**Input material:**
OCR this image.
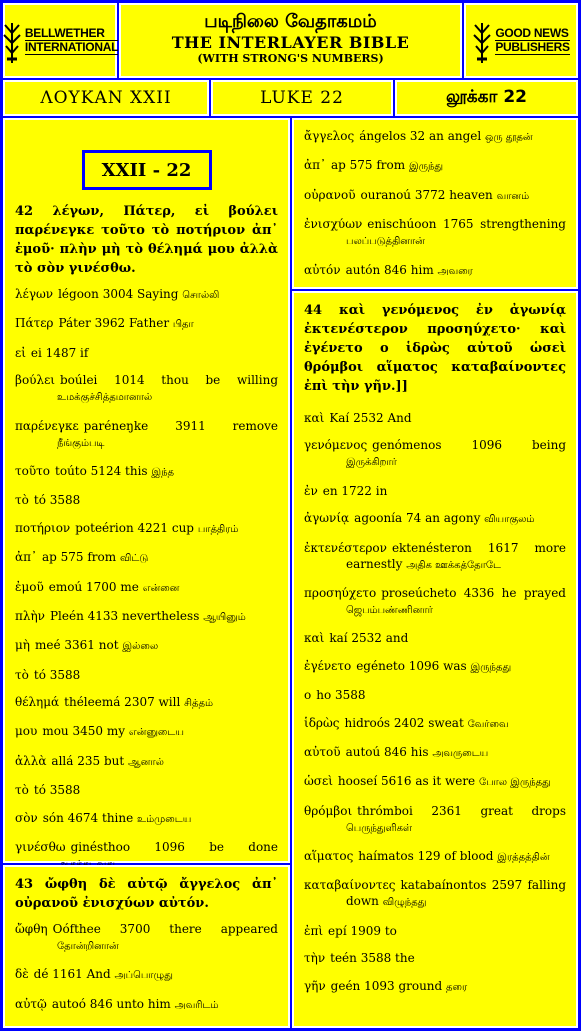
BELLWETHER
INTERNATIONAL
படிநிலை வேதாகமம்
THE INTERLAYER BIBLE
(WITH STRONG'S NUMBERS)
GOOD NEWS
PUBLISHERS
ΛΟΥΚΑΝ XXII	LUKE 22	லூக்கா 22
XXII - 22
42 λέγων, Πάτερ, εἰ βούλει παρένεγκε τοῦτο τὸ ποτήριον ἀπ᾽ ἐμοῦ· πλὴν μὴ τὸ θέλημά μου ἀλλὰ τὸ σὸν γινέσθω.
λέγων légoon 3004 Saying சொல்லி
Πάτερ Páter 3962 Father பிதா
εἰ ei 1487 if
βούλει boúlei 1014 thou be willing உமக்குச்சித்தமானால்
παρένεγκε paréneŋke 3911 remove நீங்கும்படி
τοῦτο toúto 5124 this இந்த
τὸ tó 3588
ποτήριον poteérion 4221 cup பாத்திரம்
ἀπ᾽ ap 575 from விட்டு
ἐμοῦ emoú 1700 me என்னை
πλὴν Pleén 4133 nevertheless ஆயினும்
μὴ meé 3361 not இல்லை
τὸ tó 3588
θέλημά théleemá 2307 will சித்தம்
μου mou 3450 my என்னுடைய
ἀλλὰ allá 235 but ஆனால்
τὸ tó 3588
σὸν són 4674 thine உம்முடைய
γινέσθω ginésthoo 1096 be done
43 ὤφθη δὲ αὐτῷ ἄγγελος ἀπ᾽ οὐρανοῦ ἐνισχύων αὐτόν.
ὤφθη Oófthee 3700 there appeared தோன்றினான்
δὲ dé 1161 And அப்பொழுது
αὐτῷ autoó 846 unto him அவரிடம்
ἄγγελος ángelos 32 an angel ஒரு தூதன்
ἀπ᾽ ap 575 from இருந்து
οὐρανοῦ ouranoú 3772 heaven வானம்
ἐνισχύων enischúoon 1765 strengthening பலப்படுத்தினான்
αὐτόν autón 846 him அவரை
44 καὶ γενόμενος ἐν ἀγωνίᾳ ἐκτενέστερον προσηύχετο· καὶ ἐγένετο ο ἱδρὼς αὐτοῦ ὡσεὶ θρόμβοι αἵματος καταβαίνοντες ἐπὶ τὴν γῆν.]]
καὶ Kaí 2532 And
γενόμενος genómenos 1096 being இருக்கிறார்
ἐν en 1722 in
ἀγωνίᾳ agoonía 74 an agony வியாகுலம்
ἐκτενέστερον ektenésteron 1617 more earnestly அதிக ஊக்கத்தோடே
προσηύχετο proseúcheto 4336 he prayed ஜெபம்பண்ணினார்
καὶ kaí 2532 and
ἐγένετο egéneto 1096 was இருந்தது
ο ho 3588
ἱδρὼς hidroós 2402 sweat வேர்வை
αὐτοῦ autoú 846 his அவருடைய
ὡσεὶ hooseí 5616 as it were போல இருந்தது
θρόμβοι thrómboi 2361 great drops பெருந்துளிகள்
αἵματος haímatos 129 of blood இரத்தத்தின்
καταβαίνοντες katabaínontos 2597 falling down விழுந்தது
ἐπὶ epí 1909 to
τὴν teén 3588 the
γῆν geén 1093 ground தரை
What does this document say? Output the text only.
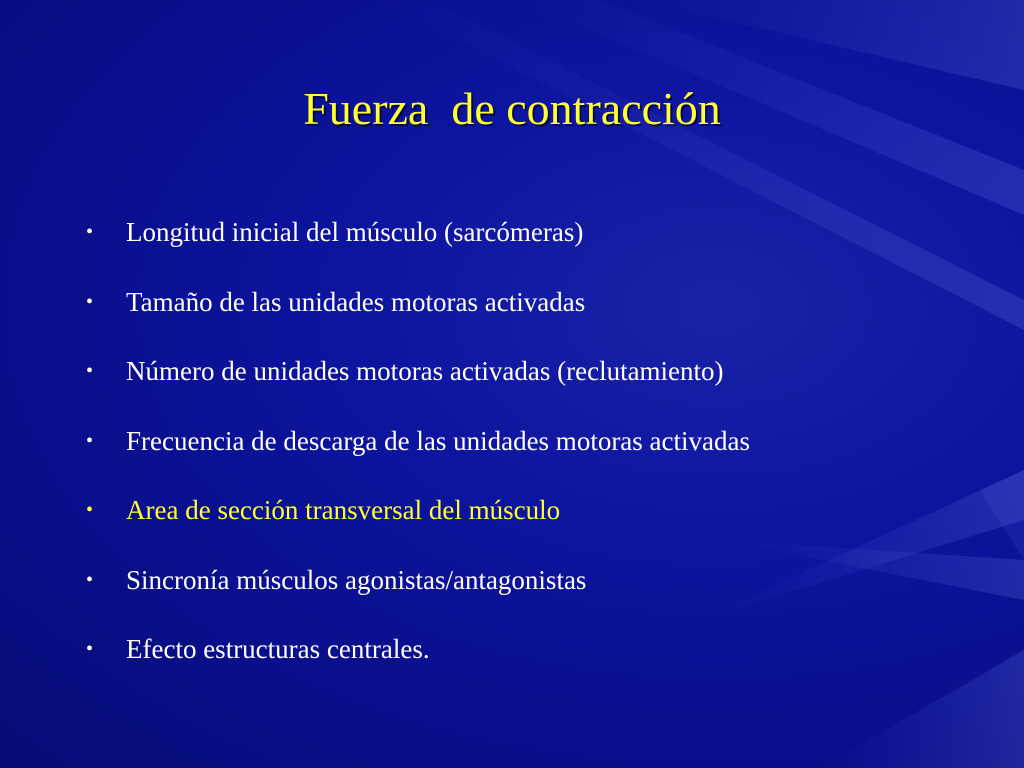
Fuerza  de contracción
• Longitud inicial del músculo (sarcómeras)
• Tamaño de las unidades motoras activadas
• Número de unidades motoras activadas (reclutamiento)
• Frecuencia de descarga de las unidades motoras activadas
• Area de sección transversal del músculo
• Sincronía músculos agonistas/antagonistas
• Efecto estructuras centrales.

**Challenge:** Lines of the material that contain the word "αὐτῷ" are to be gathered.

**Response to the exercise:**
43 ὤφθη δὲ αὐτῷ ἄγγελος ἀπ᾽ οὐρανοῦ ἐνισχύων αὐτόν.
αὐτῷ autoó 846 unto him அவரிடம்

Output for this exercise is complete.